---------- Data for the task ----------
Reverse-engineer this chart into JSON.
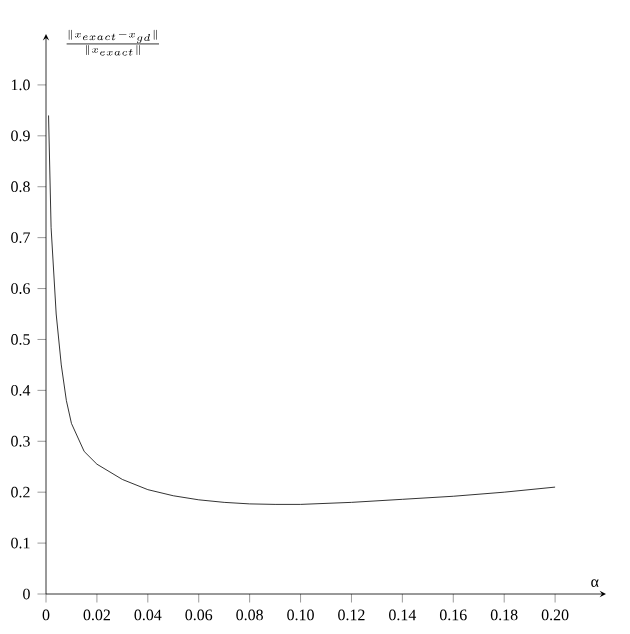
{
  "chart_data": {
    "type": "line",
    "xlabel": "α",
    "ylabel": "\\frac{\\|x_{exact}-x_{gd}\\|}{\\|x_{exact}\\|}",
    "x": [
      0.001,
      0.002,
      0.004,
      0.006,
      0.008,
      0.01,
      0.015,
      0.02,
      0.03,
      0.04,
      0.05,
      0.06,
      0.07,
      0.08,
      0.09,
      0.1,
      0.12,
      0.14,
      0.16,
      0.18,
      0.2
    ],
    "values": [
      0.94,
      0.72,
      0.55,
      0.45,
      0.38,
      0.335,
      0.28,
      0.255,
      0.225,
      0.205,
      0.193,
      0.185,
      0.18,
      0.177,
      0.176,
      0.176,
      0.18,
      0.186,
      0.192,
      0.2,
      0.21
    ],
    "color": "#000000",
    "xlim": [
      0,
      0.22
    ],
    "ylim": [
      0,
      1.1
    ],
    "xticks": [
      0,
      0.02,
      0.04,
      0.06,
      0.08,
      {
        "value": 0.1,
        "label": "0.10"
      },
      0.12,
      0.14,
      0.16,
      0.18,
      {
        "value": 0.2,
        "label": "0.20"
      }
    ],
    "yticks": [
      0,
      0.1,
      0.2,
      0.3,
      0.4,
      0.5,
      0.6,
      0.7,
      0.8,
      0.9,
      {
        "value": 1.0,
        "label": "1.0"
      }
    ]
  }
}
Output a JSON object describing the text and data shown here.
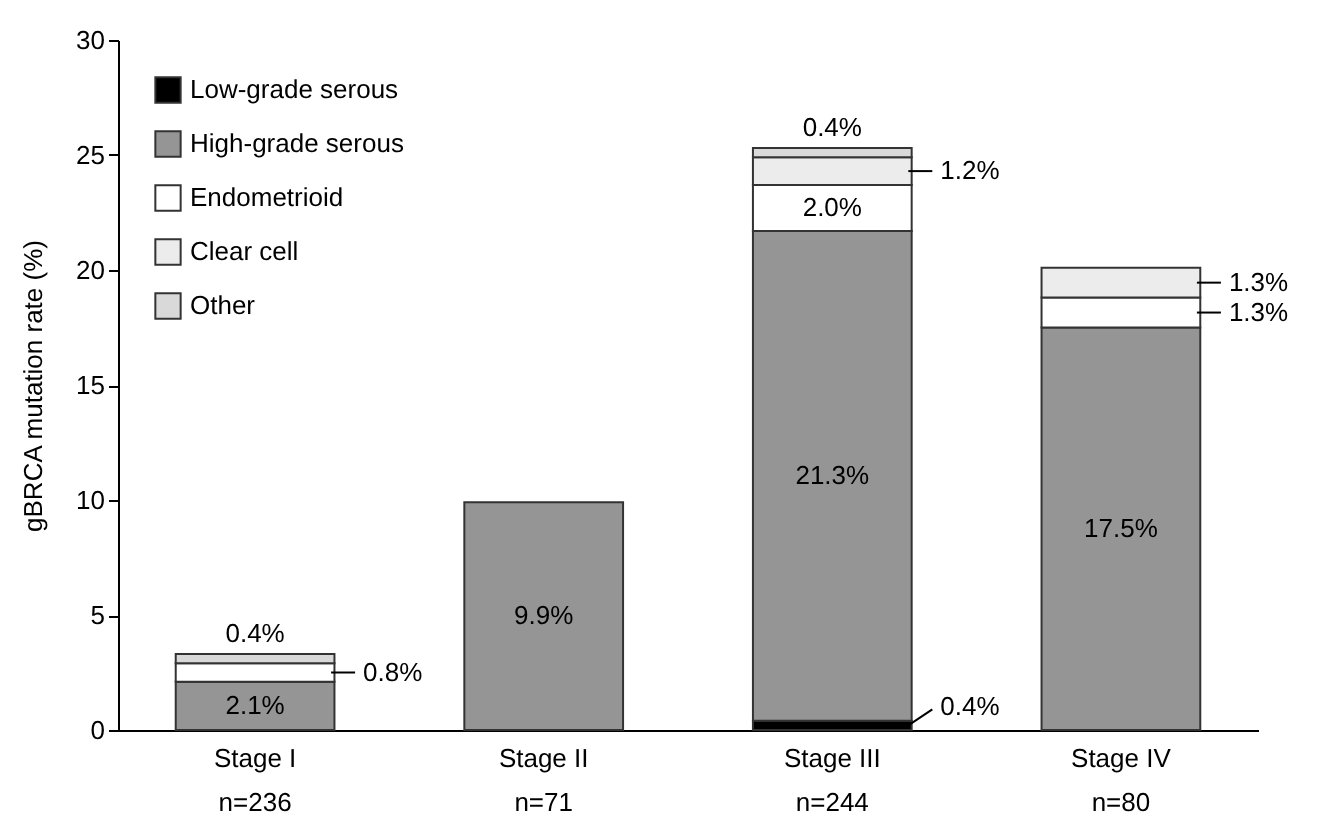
{
  "chart_data": {
    "type": "bar",
    "stacked": true,
    "ylabel": "gBRCA mutation rate (%)",
    "categories": [
      "Stage I\nn=236",
      "Stage II\nn=71",
      "Stage III\nn=244",
      "Stage IV\nn=80"
    ],
    "series": [
      {
        "name": "Low-grade serous",
        "color": "#000000",
        "values": [
          null,
          null,
          0.4,
          null
        ],
        "value_labels": [
          null,
          null,
          "0.4%",
          null
        ]
      },
      {
        "name": "High-grade serous",
        "color": "#959595",
        "values": [
          2.1,
          9.9,
          21.3,
          17.5
        ],
        "value_labels": [
          "2.1%",
          "9.9%",
          "21.3%",
          "17.5%"
        ]
      },
      {
        "name": "Endometrioid",
        "color": "#ffffff",
        "values": [
          0.8,
          null,
          2.0,
          1.3
        ],
        "value_labels": [
          "0.8%",
          null,
          "2.0%",
          "1.3%"
        ]
      },
      {
        "name": "Clear cell",
        "color": "#ececec",
        "values": [
          null,
          null,
          1.2,
          1.3
        ],
        "value_labels": [
          null,
          null,
          "1.2%",
          "1.3%"
        ]
      },
      {
        "name": "Other",
        "color": "#d9d9d9",
        "values": [
          0.4,
          null,
          0.4,
          null
        ],
        "value_labels": [
          "0.4%",
          null,
          "0.4%",
          null
        ]
      }
    ],
    "ylim": [
      0,
      30
    ],
    "yticks": [
      0,
      5,
      10,
      15,
      20,
      25,
      30
    ],
    "legend": "top left"
  }
}
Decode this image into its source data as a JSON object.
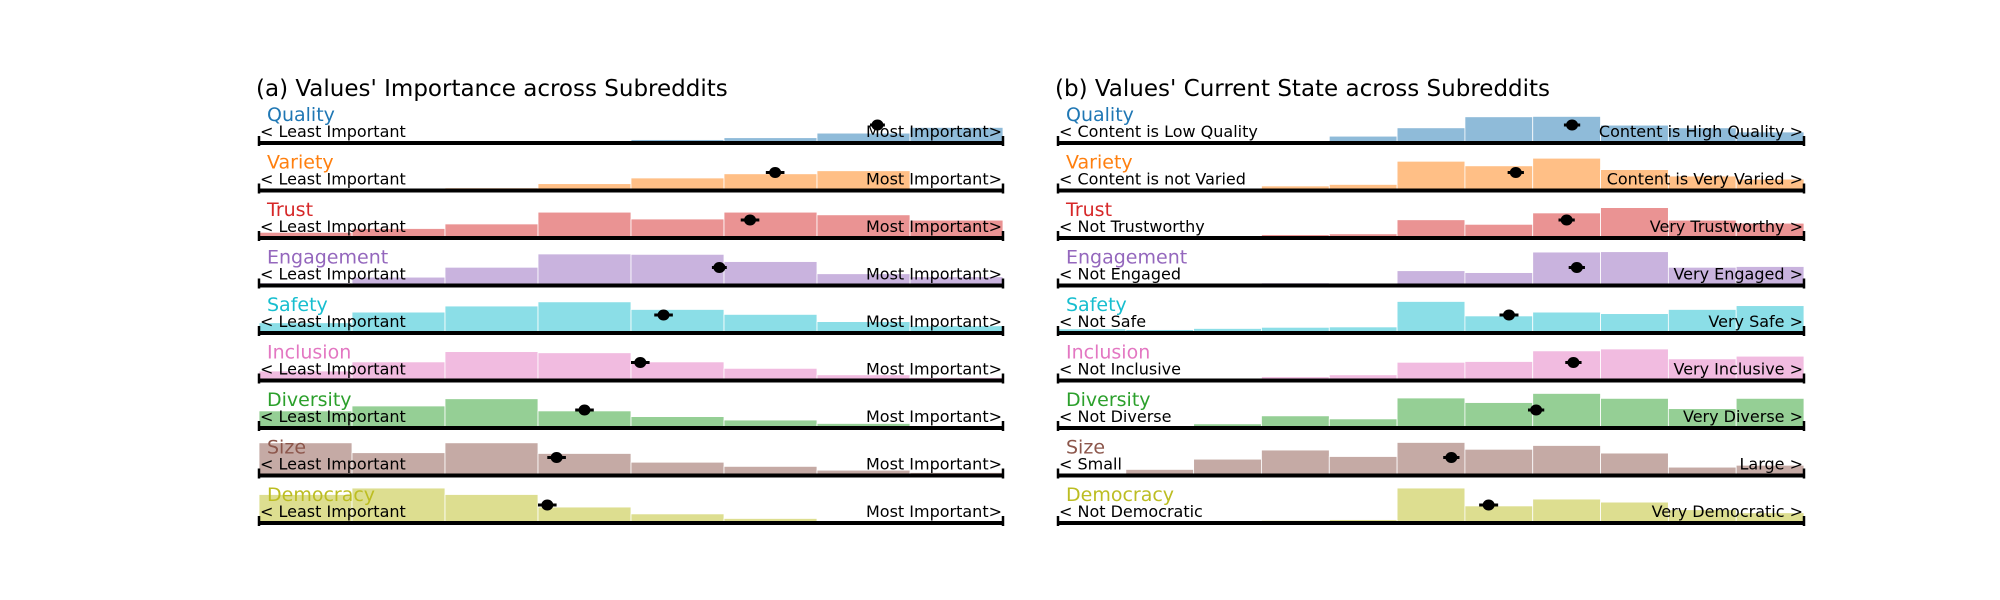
{
  "chart_data": [
    {
      "type": "bar",
      "title": "(a) Values' Importance across Subreddits",
      "rows": [
        {
          "name": "Quality",
          "color": "#1f77b4",
          "left_label": "< Least Important",
          "right_label": "Most Important>",
          "values": [
            0.01,
            0.02,
            0.03,
            0.04,
            0.09,
            0.14,
            0.26,
            0.41
          ],
          "mean": 6.65,
          "ci": 0.08
        },
        {
          "name": "Variety",
          "color": "#ff7f0e",
          "left_label": "< Least Important",
          "right_label": "Most Important>",
          "values": [
            0.03,
            0.05,
            0.07,
            0.18,
            0.33,
            0.44,
            0.52,
            0.0
          ],
          "mean": 5.55,
          "ci": 0.1
        },
        {
          "name": "Trust",
          "color": "#d62728",
          "left_label": "< Least Important",
          "right_label": "Most Important>",
          "values": [
            0.15,
            0.25,
            0.37,
            0.68,
            0.5,
            0.68,
            0.61,
            0.47
          ],
          "mean": 5.28,
          "ci": 0.1
        },
        {
          "name": "Engagement",
          "color": "#9467bd",
          "left_label": "< Least Important",
          "right_label": "Most Important>",
          "values": [
            0.07,
            0.22,
            0.48,
            0.83,
            0.82,
            0.63,
            0.31,
            0.23
          ],
          "mean": 4.95,
          "ci": 0.08
        },
        {
          "name": "Safety",
          "color": "#17becf",
          "left_label": "< Least Important",
          "right_label": "Most Important>",
          "values": [
            0.27,
            0.55,
            0.71,
            0.82,
            0.62,
            0.49,
            0.3,
            0.19
          ],
          "mean": 4.35,
          "ci": 0.1
        },
        {
          "name": "Inclusion",
          "color": "#e377c2",
          "left_label": "< Least Important",
          "right_label": "Most Important>",
          "values": [
            0.25,
            0.49,
            0.76,
            0.73,
            0.49,
            0.32,
            0.15,
            0.08
          ],
          "mean": 4.1,
          "ci": 0.1
        },
        {
          "name": "Diversity",
          "color": "#2ca02c",
          "left_label": "< Least Important",
          "right_label": "Most Important>",
          "values": [
            0.45,
            0.58,
            0.77,
            0.45,
            0.3,
            0.21,
            0.12,
            0.06
          ],
          "mean": 3.5,
          "ci": 0.1
        },
        {
          "name": "Size",
          "color": "#8c564b",
          "left_label": "< Least Important",
          "right_label": "Most Important>",
          "values": [
            0.86,
            0.6,
            0.86,
            0.58,
            0.35,
            0.24,
            0.14,
            0.08
          ],
          "mean": 3.2,
          "ci": 0.1
        },
        {
          "name": "Democracy",
          "color": "#bcbd22",
          "left_label": "< Least Important",
          "right_label": "Most Important>",
          "values": [
            0.75,
            0.92,
            0.75,
            0.42,
            0.24,
            0.12,
            0.06,
            0.04
          ],
          "mean": 3.1,
          "ci": 0.1
        }
      ]
    },
    {
      "type": "bar",
      "title": "(b) Values' Current State across Subreddits",
      "rows": [
        {
          "name": "Quality",
          "color": "#1f77b4",
          "left_label": "< Content is Low Quality",
          "right_label": "Content is High Quality >",
          "values": [
            0.01,
            0.02,
            0.03,
            0.05,
            0.18,
            0.4,
            0.69,
            0.7,
            0.47,
            0.4,
            0.29
          ],
          "mean": 7.58,
          "ci": 0.12
        },
        {
          "name": "Variety",
          "color": "#ff7f0e",
          "left_label": "< Content is not Varied",
          "right_label": "Content is Very Varied >",
          "values": [
            0.01,
            0.03,
            0.06,
            0.12,
            0.16,
            0.77,
            0.65,
            0.85,
            0.55,
            0.38,
            0.3
          ],
          "mean": 6.75,
          "ci": 0.12
        },
        {
          "name": "Trust",
          "color": "#d62728",
          "left_label": "< Not Trustworthy",
          "right_label": "Very Trustworthy >",
          "values": [
            0.02,
            0.03,
            0.06,
            0.09,
            0.11,
            0.48,
            0.36,
            0.66,
            0.8,
            0.47,
            0.39
          ],
          "mean": 7.5,
          "ci": 0.12
        },
        {
          "name": "Engagement",
          "color": "#9467bd",
          "left_label": "< Not Engaged",
          "right_label": "Very Engaged >",
          "values": [
            0.01,
            0.02,
            0.03,
            0.07,
            0.05,
            0.39,
            0.34,
            0.88,
            0.89,
            0.48,
            0.5
          ],
          "mean": 7.65,
          "ci": 0.12
        },
        {
          "name": "Safety",
          "color": "#17becf",
          "left_label": "< Not Safe",
          "right_label": "Very Safe >",
          "values": [
            0.11,
            0.09,
            0.12,
            0.15,
            0.16,
            0.83,
            0.45,
            0.55,
            0.51,
            0.62,
            0.72
          ],
          "mean": 6.65,
          "ci": 0.14
        },
        {
          "name": "Inclusion",
          "color": "#e377c2",
          "left_label": "< Not Inclusive",
          "right_label": "Very Inclusive >",
          "values": [
            0.01,
            0.02,
            0.03,
            0.1,
            0.15,
            0.48,
            0.5,
            0.78,
            0.83,
            0.57,
            0.64
          ],
          "mean": 7.6,
          "ci": 0.12
        },
        {
          "name": "Diversity",
          "color": "#2ca02c",
          "left_label": "< Not Diverse",
          "right_label": "Very Diverse >",
          "values": [
            0.03,
            0.05,
            0.11,
            0.32,
            0.24,
            0.79,
            0.67,
            0.91,
            0.78,
            0.51,
            0.78
          ],
          "mean": 7.05,
          "ci": 0.12
        },
        {
          "name": "Size",
          "color": "#8c564b",
          "left_label": "< Small",
          "right_label": "Large >",
          "values": [
            0.04,
            0.16,
            0.43,
            0.67,
            0.5,
            0.87,
            0.69,
            0.79,
            0.59,
            0.22,
            0.27
          ],
          "mean": 5.8,
          "ci": 0.12
        },
        {
          "name": "Democracy",
          "color": "#bcbd22",
          "left_label": "< Not Democratic",
          "right_label": "Very Democratic >",
          "values": [
            0.02,
            0.03,
            0.05,
            0.07,
            0.09,
            0.92,
            0.45,
            0.63,
            0.55,
            0.35,
            0.27
          ],
          "mean": 6.35,
          "ci": 0.14
        }
      ]
    }
  ]
}
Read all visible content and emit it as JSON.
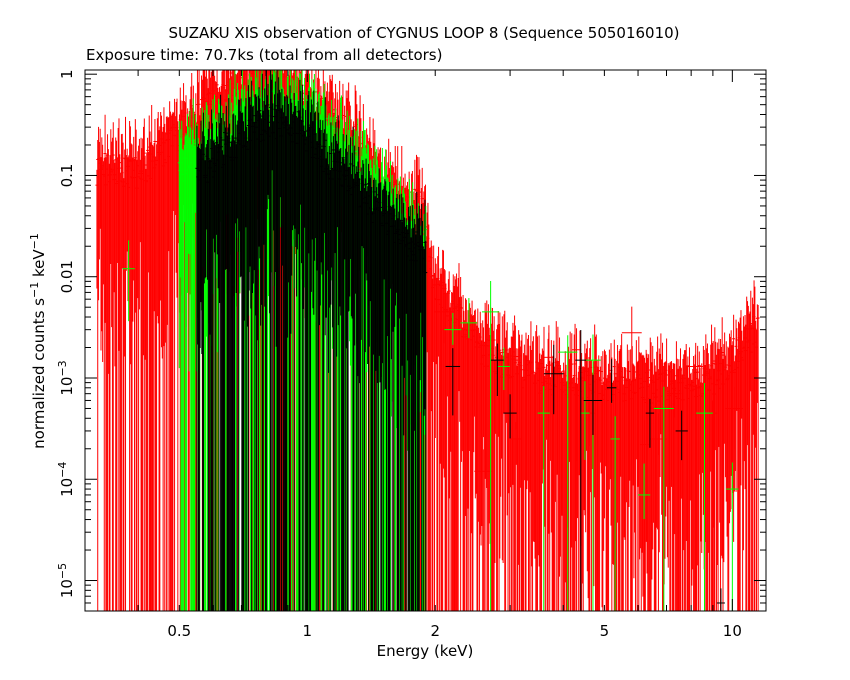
----------
State how many lines include the string "Quality", and nothing more.

4